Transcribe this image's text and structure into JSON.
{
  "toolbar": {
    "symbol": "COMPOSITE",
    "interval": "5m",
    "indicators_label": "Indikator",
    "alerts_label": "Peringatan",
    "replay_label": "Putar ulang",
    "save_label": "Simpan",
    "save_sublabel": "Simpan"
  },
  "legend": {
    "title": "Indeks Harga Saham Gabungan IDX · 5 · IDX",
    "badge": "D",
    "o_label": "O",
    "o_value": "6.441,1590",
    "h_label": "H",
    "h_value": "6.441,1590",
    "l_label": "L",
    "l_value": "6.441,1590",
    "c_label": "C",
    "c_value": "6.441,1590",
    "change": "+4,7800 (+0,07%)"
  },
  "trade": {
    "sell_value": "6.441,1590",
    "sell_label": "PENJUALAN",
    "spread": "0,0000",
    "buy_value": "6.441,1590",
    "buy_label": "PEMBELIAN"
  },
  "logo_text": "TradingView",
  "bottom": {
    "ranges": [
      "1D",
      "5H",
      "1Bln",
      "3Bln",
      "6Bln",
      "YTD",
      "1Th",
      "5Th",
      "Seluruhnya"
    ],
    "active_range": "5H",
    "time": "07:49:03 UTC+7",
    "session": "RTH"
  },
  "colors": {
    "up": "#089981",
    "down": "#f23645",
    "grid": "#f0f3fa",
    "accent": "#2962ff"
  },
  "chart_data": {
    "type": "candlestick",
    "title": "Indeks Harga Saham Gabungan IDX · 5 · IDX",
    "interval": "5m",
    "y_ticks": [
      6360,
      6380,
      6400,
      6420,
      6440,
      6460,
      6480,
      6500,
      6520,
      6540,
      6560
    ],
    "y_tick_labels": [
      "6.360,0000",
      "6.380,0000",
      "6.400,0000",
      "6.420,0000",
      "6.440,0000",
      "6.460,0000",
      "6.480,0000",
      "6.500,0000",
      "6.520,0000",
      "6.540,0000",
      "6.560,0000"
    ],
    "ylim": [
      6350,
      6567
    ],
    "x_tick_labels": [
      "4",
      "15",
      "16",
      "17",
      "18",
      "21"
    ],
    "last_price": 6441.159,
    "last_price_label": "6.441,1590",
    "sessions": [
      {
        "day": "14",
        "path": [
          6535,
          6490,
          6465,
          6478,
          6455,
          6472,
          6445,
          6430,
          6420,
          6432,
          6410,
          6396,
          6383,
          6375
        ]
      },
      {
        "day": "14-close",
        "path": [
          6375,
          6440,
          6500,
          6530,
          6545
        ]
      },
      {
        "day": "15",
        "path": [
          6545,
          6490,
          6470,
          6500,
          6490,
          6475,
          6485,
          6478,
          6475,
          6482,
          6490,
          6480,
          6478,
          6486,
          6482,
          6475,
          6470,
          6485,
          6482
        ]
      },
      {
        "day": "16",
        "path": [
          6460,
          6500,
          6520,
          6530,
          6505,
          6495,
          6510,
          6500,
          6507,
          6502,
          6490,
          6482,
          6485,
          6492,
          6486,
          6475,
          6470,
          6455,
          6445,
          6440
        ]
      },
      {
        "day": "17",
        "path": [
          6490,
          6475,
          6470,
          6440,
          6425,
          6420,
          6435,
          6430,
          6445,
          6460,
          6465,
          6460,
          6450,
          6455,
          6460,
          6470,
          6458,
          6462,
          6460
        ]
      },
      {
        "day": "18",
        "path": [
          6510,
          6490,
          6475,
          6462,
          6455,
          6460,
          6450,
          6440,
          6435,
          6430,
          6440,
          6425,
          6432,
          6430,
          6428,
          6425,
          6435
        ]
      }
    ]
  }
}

--------------------------------------------------

WORK TO COMPLETE:
Can you give every line above again, exactly as written?

RESPONSE TO THE TASK:
Transcribe this image's text and structure into JSON.
{
  "toolbar": {
    "symbol": "COMPOSITE",
    "interval": "5m",
    "indicators_label": "Indikator",
    "alerts_label": "Peringatan",
    "replay_label": "Putar ulang",
    "save_label": "Simpan",
    "save_sublabel": "Simpan"
  },
  "legend": {
    "title": "Indeks Harga Saham Gabungan IDX · 5 · IDX",
    "badge": "D",
    "o_label": "O",
    "o_value": "6.441,1590",
    "h_label": "H",
    "h_value": "6.441,1590",
    "l_label": "L",
    "l_value": "6.441,1590",
    "c_label": "C",
    "c_value": "6.441,1590",
    "change": "+4,7800 (+0,07%)"
  },
  "trade": {
    "sell_value": "6.441,1590",
    "sell_label": "PENJUALAN",
    "spread": "0,0000",
    "buy_value": "6.441,1590",
    "buy_label": "PEMBELIAN"
  },
  "logo_text": "TradingView",
  "bottom": {
    "ranges": [
      "1D",
      "5H",
      "1Bln",
      "3Bln",
      "6Bln",
      "YTD",
      "1Th",
      "5Th",
      "Seluruhnya"
    ],
    "active_range": "5H",
    "time": "07:49:03 UTC+7",
    "session": "RTH"
  },
  "colors": {
    "up": "#089981",
    "down": "#f23645",
    "grid": "#f0f3fa",
    "accent": "#2962ff"
  },
  "chart_data": {
    "type": "candlestick",
    "title": "Indeks Harga Saham Gabungan IDX · 5 · IDX",
    "interval": "5m",
    "y_ticks": [
      6360,
      6380,
      6400,
      6420,
      6440,
      6460,
      6480,
      6500,
      6520,
      6540,
      6560
    ],
    "y_tick_labels": [
      "6.360,0000",
      "6.380,0000",
      "6.400,0000",
      "6.420,0000",
      "6.440,0000",
      "6.460,0000",
      "6.480,0000",
      "6.500,0000",
      "6.520,0000",
      "6.540,0000",
      "6.560,0000"
    ],
    "ylim": [
      6350,
      6567
    ],
    "x_tick_labels": [
      "4",
      "15",
      "16",
      "17",
      "18",
      "21"
    ],
    "last_price": 6441.159,
    "last_price_label": "6.441,1590",
    "sessions": [
      {
        "day": "14",
        "path": [
          6535,
          6490,
          6465,
          6478,
          6455,
          6472,
          6445,
          6430,
          6420,
          6432,
          6410,
          6396,
          6383,
          6375
        ]
      },
      {
        "day": "14-close",
        "path": [
          6375,
          6440,
          6500,
          6530,
          6545
        ]
      },
      {
        "day": "15",
        "path": [
          6545,
          6490,
          6470,
          6500,
          6490,
          6475,
          6485,
          6478,
          6475,
          6482,
          6490,
          6480,
          6478,
          6486,
          6482,
          6475,
          6470,
          6485,
          6482
        ]
      },
      {
        "day": "16",
        "path": [
          6460,
          6500,
          6520,
          6530,
          6505,
          6495,
          6510,
          6500,
          6507,
          6502,
          6490,
          6482,
          6485,
          6492,
          6486,
          6475,
          6470,
          6455,
          6445,
          6440
        ]
      },
      {
        "day": "17",
        "path": [
          6490,
          6475,
          6470,
          6440,
          6425,
          6420,
          6435,
          6430,
          6445,
          6460,
          6465,
          6460,
          6450,
          6455,
          6460,
          6470,
          6458,
          6462,
          6460
        ]
      },
      {
        "day": "18",
        "path": [
          6510,
          6490,
          6475,
          6462,
          6455,
          6460,
          6450,
          6440,
          6435,
          6430,
          6440,
          6425,
          6432,
          6430,
          6428,
          6425,
          6435
        ]
      }
    ]
  }
}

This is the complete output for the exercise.